Quote, word for word, only the lines running from the line with "Output a JSON" through the end of the listing. Leave out the pictures.

----------------

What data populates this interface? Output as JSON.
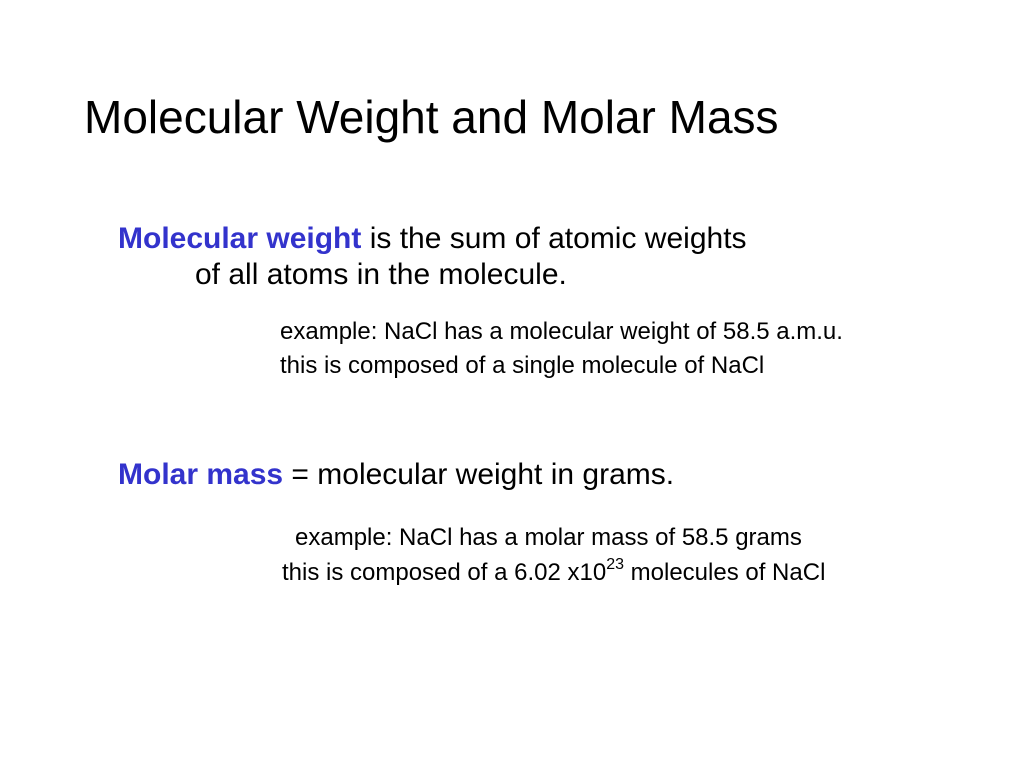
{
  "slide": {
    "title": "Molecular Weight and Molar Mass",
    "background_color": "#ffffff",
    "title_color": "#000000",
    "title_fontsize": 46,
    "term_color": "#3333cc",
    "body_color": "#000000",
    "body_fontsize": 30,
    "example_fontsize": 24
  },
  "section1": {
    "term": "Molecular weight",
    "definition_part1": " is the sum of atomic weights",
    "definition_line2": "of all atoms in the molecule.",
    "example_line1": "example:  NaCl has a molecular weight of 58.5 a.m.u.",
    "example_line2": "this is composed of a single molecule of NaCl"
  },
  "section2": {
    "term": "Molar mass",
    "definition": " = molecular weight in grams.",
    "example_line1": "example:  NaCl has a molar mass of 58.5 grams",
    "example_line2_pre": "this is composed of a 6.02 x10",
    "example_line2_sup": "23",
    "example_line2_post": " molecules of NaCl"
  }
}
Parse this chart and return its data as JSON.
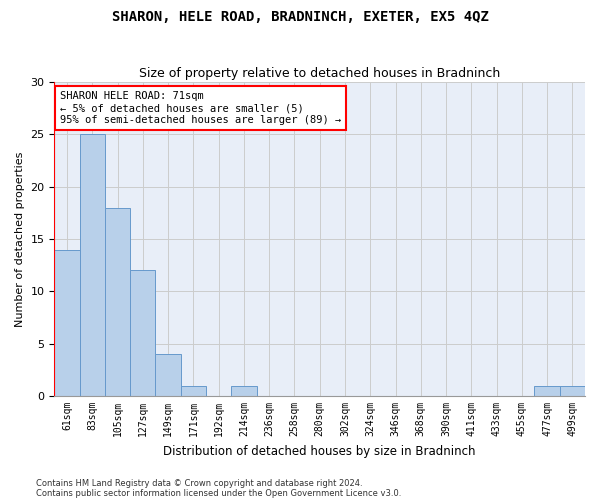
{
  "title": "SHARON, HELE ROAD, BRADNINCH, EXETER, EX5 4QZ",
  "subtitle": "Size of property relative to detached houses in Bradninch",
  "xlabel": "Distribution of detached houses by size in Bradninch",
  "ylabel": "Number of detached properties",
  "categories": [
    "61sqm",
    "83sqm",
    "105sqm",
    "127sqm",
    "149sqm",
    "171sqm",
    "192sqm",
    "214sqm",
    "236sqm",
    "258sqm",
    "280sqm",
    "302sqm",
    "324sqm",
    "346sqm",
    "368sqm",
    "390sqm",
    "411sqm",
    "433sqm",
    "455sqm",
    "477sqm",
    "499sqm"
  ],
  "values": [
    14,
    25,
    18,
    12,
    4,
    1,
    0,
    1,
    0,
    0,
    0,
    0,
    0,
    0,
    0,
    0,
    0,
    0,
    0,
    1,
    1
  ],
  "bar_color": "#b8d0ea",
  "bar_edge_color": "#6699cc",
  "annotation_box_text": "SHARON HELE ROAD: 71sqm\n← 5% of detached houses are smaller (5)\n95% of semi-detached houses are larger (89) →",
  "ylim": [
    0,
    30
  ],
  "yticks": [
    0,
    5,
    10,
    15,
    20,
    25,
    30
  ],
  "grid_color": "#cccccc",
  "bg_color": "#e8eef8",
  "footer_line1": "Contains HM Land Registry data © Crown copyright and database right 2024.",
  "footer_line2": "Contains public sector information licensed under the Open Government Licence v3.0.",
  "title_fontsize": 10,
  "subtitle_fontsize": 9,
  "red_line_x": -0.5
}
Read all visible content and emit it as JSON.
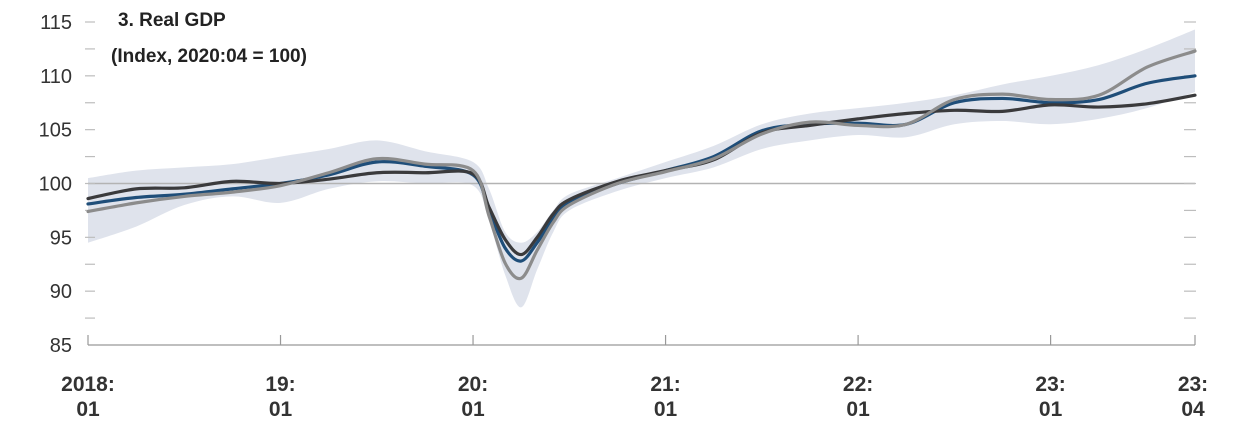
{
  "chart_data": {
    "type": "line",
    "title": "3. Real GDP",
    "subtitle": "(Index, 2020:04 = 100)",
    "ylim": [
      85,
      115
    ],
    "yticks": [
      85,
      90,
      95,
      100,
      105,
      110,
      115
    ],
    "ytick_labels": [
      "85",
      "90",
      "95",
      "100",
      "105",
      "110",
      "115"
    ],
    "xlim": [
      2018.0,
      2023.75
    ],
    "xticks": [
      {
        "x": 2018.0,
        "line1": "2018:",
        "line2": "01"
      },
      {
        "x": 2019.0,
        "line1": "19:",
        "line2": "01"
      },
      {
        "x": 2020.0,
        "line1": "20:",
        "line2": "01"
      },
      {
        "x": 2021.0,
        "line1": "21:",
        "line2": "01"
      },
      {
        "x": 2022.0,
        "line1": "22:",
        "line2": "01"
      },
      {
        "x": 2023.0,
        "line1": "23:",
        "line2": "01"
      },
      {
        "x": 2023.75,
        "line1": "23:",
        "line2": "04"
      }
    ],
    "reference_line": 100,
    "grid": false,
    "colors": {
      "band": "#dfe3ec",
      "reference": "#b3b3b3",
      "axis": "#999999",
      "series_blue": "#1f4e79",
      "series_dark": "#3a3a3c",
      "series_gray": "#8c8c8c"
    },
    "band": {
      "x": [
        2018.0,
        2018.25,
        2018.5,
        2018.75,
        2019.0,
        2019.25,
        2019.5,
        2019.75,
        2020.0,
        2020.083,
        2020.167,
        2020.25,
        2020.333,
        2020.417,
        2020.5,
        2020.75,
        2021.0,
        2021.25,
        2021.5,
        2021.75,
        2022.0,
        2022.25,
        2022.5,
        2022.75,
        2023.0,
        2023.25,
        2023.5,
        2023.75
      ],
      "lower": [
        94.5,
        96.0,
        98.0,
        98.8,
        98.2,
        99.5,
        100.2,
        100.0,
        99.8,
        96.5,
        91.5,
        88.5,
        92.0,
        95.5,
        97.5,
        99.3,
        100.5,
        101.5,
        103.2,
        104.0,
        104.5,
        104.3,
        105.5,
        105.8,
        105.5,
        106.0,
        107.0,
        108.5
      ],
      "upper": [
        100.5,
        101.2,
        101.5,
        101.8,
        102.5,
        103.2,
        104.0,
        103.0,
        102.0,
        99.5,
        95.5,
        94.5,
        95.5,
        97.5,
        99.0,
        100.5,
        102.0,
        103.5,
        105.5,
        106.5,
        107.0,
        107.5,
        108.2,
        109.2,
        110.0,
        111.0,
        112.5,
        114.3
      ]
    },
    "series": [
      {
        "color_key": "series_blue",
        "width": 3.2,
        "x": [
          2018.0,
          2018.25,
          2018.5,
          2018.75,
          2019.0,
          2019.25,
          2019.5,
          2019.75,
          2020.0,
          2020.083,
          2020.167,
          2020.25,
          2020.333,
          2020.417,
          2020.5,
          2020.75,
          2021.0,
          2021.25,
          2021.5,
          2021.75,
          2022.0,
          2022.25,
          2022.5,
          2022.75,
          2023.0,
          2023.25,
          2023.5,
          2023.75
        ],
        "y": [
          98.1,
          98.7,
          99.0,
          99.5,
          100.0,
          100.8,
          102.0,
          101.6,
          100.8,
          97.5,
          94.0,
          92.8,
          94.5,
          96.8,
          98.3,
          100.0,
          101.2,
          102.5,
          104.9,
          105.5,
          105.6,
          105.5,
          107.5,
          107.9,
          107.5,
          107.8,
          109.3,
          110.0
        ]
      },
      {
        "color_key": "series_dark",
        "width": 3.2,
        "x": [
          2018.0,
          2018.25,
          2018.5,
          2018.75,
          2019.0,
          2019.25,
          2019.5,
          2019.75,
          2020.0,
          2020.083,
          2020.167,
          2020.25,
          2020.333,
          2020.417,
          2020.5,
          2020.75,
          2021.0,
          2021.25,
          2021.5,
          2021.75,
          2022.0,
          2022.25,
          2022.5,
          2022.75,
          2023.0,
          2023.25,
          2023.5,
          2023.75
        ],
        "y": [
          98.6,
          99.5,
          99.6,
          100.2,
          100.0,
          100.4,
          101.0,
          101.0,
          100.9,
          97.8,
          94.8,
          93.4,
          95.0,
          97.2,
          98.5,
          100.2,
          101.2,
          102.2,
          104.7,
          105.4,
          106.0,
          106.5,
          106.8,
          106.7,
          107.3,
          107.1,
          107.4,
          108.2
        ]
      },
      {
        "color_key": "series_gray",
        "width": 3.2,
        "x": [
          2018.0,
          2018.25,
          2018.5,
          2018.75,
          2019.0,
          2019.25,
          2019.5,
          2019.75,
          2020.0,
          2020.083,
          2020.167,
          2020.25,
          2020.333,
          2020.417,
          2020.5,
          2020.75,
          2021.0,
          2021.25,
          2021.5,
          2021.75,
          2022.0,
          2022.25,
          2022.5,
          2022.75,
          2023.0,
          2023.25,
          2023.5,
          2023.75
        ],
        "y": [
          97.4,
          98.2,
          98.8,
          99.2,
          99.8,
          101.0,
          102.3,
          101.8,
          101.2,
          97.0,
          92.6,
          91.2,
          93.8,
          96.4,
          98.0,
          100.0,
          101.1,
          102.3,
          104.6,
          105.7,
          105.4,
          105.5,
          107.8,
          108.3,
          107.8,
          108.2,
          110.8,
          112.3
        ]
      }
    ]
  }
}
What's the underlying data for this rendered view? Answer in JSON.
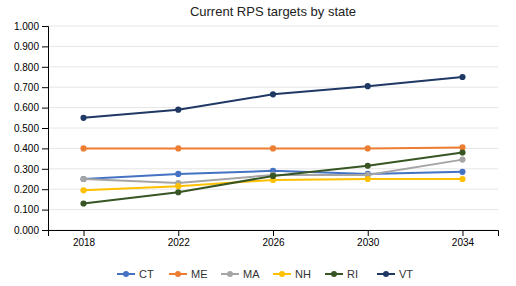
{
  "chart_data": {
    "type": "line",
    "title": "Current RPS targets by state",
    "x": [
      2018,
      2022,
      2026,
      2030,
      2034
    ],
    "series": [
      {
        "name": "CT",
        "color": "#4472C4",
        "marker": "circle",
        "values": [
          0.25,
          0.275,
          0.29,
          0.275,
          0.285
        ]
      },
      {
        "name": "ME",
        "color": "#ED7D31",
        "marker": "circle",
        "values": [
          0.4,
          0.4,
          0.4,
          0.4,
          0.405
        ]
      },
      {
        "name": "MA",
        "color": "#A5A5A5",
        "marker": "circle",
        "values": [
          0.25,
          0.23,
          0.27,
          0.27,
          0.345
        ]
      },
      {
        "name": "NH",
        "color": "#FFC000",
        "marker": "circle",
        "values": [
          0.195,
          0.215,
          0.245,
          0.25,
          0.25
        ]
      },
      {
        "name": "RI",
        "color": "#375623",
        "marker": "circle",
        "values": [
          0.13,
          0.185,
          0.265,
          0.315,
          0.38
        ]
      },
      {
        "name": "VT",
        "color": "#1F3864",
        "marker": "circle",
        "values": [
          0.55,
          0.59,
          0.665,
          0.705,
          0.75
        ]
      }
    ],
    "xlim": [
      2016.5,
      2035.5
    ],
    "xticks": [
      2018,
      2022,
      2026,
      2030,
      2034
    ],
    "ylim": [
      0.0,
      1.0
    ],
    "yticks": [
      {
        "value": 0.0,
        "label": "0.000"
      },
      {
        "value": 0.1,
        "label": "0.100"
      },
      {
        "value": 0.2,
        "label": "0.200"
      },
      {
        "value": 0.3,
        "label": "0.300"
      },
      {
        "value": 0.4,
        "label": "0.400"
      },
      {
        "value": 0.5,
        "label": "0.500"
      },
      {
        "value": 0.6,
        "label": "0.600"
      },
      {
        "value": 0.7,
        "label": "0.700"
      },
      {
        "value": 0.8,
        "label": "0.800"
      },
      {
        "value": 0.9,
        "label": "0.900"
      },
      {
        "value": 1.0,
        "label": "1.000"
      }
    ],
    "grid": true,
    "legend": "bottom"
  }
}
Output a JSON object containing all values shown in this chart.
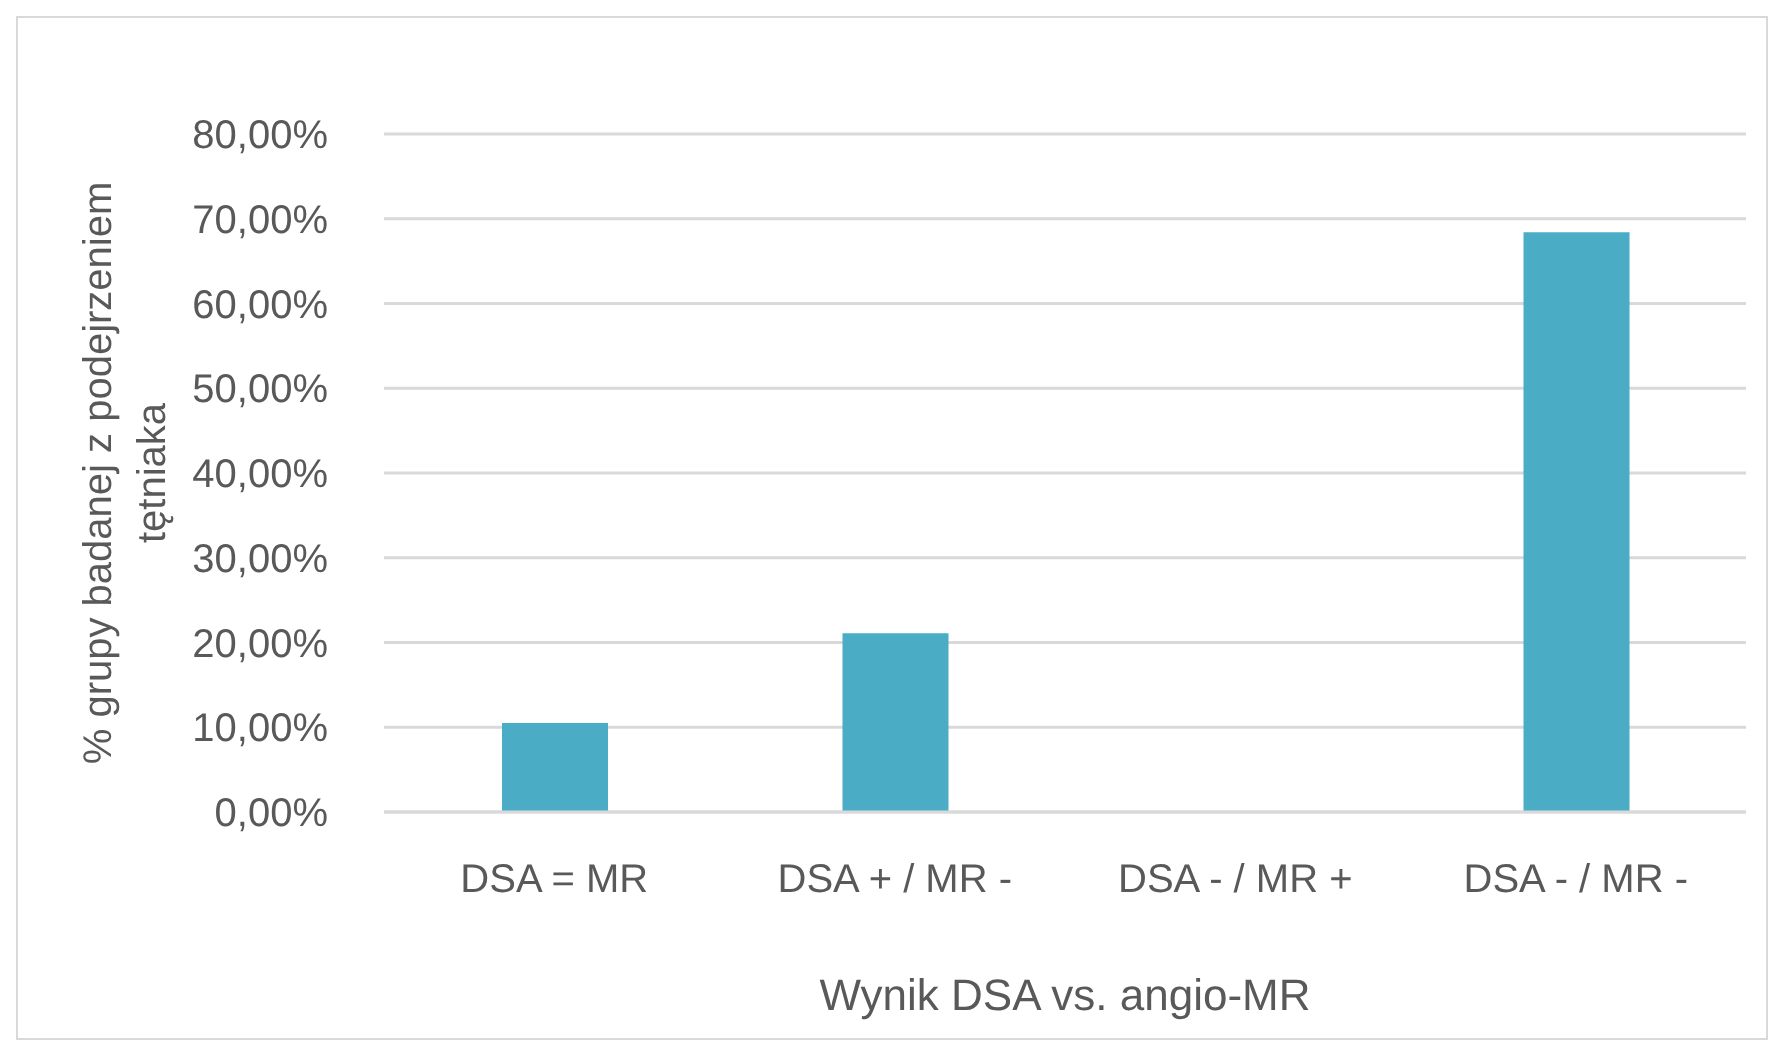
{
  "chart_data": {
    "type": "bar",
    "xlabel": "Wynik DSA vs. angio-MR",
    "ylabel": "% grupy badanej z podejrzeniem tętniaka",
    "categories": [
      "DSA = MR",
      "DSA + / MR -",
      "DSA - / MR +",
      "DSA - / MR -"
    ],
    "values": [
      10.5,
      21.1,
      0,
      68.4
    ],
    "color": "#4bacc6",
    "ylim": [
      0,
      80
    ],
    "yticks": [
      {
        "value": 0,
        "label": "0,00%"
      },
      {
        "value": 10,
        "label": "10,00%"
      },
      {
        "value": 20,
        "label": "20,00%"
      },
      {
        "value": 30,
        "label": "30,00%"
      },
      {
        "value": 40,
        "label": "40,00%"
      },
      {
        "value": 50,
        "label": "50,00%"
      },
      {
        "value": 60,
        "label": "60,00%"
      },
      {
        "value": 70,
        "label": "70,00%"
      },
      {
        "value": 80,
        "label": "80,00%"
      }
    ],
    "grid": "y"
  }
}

----------------

**Solution to the exercise**
Output a JSON object containing all values shown in this chart.
{
  "chart_data": {
    "type": "bar",
    "xlabel": "Wynik DSA vs. angio-MR",
    "ylabel": "% grupy badanej z podejrzeniem tętniaka",
    "categories": [
      "DSA = MR",
      "DSA + / MR -",
      "DSA - / MR +",
      "DSA - / MR -"
    ],
    "values": [
      10.5,
      21.1,
      0,
      68.4
    ],
    "color": "#4bacc6",
    "ylim": [
      0,
      80
    ],
    "yticks": [
      {
        "value": 0,
        "label": "0,00%"
      },
      {
        "value": 10,
        "label": "10,00%"
      },
      {
        "value": 20,
        "label": "20,00%"
      },
      {
        "value": 30,
        "label": "30,00%"
      },
      {
        "value": 40,
        "label": "40,00%"
      },
      {
        "value": 50,
        "label": "50,00%"
      },
      {
        "value": 60,
        "label": "60,00%"
      },
      {
        "value": 70,
        "label": "70,00%"
      },
      {
        "value": 80,
        "label": "80,00%"
      }
    ],
    "grid": "y"
  }
}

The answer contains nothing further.